(WORK INSTRUCTIONS)
A. On which floor of the Ambroise Paré Clinic is the urology service, according to the patient information text on the urology procedure?
B. Return the part of the patient information text on the urology procedure from "Administrative admission takes" to "put in place.", copied word for word.
C. Continue the patient information text on the urology procedure from the point where it stops.

Anesthesia consultation

Required at least one week prior to the intervention

Preparing for the procedure

An anesthesia consultation must take place several days prior to the surgery. The anesthetist will decide whether or not you should continue taking your usual medications, particularly anticoagulants. You should bring a complete list of all medications you are taking to the consultation. Your urologist will ask you to arrive the day before or the morning of the procedure. You may be prescribed an enema prior to the intervention. Bring all of your radiological exams with you.

Your inpatient stay

Administrative admission takes place on the ground floor of the clinic. The Ambroise Paré Clinic urology service is located on the 6th floor. Our administrative assistant Elsie and the nursing team will be there to greet you.

The intervention

The nursing team will explain and then perform the skin preparation procedure (cleaning/shaving). The surgical suite is in the basement of the clinic. When it is time for your operation, you will be taken there by a porter. Once you have arrived in the operating room, the surgical nursing staff will take over. You urology surgeon will be there, as well as your anesthetist, who will put you to sleep. The procedure is carried out under general anesthesia. A urinary stent is put in place.

Da Vinci robot-assisted laparoscopic surgery avoids the need for creating a large opening in the abdominal wall. The surgical instruments and the synthetic slings are inserted through small openings (typically 5) about 1 to 1.5 cm in length across the lower abdomen. At the end of the procedure, these openings are closed with resorbable stitches, which means that they will disappear by themselves without having to “have your stitches taken out”. The stitches will disappear in approximately 3 weeks.

(SUPPLIED INFORMATION)
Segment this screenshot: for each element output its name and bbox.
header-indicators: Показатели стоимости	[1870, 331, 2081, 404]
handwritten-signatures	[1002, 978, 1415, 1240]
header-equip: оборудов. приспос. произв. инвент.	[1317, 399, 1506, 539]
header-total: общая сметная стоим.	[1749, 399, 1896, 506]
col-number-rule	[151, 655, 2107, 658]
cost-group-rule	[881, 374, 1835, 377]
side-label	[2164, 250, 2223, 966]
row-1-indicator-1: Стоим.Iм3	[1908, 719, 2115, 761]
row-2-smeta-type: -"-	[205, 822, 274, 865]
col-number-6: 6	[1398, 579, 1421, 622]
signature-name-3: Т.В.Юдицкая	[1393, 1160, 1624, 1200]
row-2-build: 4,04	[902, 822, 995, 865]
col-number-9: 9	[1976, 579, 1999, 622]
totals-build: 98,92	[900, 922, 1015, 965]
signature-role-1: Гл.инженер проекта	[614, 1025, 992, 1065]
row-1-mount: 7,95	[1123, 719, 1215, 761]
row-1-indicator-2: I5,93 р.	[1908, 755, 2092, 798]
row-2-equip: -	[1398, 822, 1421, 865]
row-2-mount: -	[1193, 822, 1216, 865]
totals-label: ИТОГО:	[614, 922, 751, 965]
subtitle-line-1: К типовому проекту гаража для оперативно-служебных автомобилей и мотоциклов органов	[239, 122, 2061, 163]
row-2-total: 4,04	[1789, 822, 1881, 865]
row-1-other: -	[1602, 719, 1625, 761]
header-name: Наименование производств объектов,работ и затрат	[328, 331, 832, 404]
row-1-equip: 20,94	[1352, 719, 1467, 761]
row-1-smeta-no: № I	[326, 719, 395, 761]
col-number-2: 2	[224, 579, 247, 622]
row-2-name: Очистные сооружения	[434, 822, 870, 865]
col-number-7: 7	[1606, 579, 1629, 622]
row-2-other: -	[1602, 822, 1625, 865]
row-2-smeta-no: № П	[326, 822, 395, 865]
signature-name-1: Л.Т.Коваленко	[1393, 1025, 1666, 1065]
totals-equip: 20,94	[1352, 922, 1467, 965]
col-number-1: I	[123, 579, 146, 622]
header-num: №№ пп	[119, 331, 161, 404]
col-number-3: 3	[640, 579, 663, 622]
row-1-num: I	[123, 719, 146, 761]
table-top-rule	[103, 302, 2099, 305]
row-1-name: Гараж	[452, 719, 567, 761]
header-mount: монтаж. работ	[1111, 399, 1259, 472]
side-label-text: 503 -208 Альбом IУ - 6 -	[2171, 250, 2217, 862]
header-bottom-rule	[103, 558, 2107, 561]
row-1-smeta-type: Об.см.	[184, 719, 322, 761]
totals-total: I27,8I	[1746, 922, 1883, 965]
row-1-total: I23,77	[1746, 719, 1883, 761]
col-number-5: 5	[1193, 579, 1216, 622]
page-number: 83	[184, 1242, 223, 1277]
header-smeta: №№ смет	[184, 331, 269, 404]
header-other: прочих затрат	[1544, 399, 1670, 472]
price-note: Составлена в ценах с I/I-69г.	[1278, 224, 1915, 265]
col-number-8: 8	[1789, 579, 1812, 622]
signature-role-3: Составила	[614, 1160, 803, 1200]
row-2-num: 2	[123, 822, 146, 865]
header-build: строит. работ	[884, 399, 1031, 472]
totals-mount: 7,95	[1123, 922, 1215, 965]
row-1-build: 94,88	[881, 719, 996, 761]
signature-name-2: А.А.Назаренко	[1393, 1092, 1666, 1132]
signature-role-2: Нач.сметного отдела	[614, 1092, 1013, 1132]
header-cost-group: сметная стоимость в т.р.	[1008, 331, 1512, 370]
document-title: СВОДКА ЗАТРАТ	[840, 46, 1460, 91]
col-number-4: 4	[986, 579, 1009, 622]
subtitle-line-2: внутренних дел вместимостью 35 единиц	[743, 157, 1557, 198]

(EXERCISE ANSWERS)
A. The 6th floor.

B.
Administrative admission takes place on the ground floor of the clinic. The Ambroise Paré Clinic urology service is located on the 6th floor. Our administrative assistant Elsie and the nursing team will be there to greet you.

The intervention

The nursing team will explain and then perform the skin preparation procedure (cleaning/shaving). The surgical suite is in the basement of the clinic. When it is time for your operation, you will be taken there by a porter. Once you have arrived in the operating room, the surgical nursing staff will take over. You urology surgeon will be there, as well as your anesthetist, who will put you to sleep. The procedure is carried out under general anesthesia. A urinary stent is put in place.

C.
Da Vinci robot-assisted laparoscopic surgery enables the surgeon to have a magnified view in three dimensions and enhances the precision of his or her movements, so that the dissection and placement of the sling can be achieved better and more safely. After the intervention, whose duration can vary depending on the case, you will be transferred to the recovery room where you will be cared for by another specialized team that will monitor your emergence from anesthesia. The anesthetist will decide when you can return to your room.

After the procedure

Your urologist and anesthetist will visit you every day. Care will be provided by a nursing team that specializes in urology and by nursing assistants. Physical therapists support the nursing team. In general, you should not experience much pain after the procedure, but pain medication can be prescribed if needed. The urologist will decide when you can drink and eat, based on you health status. In general, you should be able to drink something the evening after the intervention if it took place in the morning, or if not then the next day, and you should be able to eat the next day if your intestinal transit has been restored. Laxatives may be prescribed. The urinary stent is typically removed two days after the surgery. If a vaginal mesh was installed, it will be removed the day after the intervention. You may take a shower the day after the intervention if the incisions are not giving you any discomfort. You will generally stay at the clinics for two to three nights after the intervention.

Discharge

Discharge prescriptions (in-home nursing care, any medications needed (particularly for constipation), biological tests to be performed) will be given to you by our administrative assistant Elsie. She will tell you when your post-operative appointment is.

Recovery

Even though recovery after Da Vinci robot-assisted laparoscopic surgery is short, enabling you to quickly resume your professional activities, you should not lift any heavy objects or engage in athletic activity for several weeks. Your surgeon will decide when you can resume these activities during your follow-up consultation. The incisions should not be “immersed” for a month, so only showers are permitted during this time, and “tanning” is not allowed for a year (otherwise there is a risk that they will become permanently tattooed on your skin).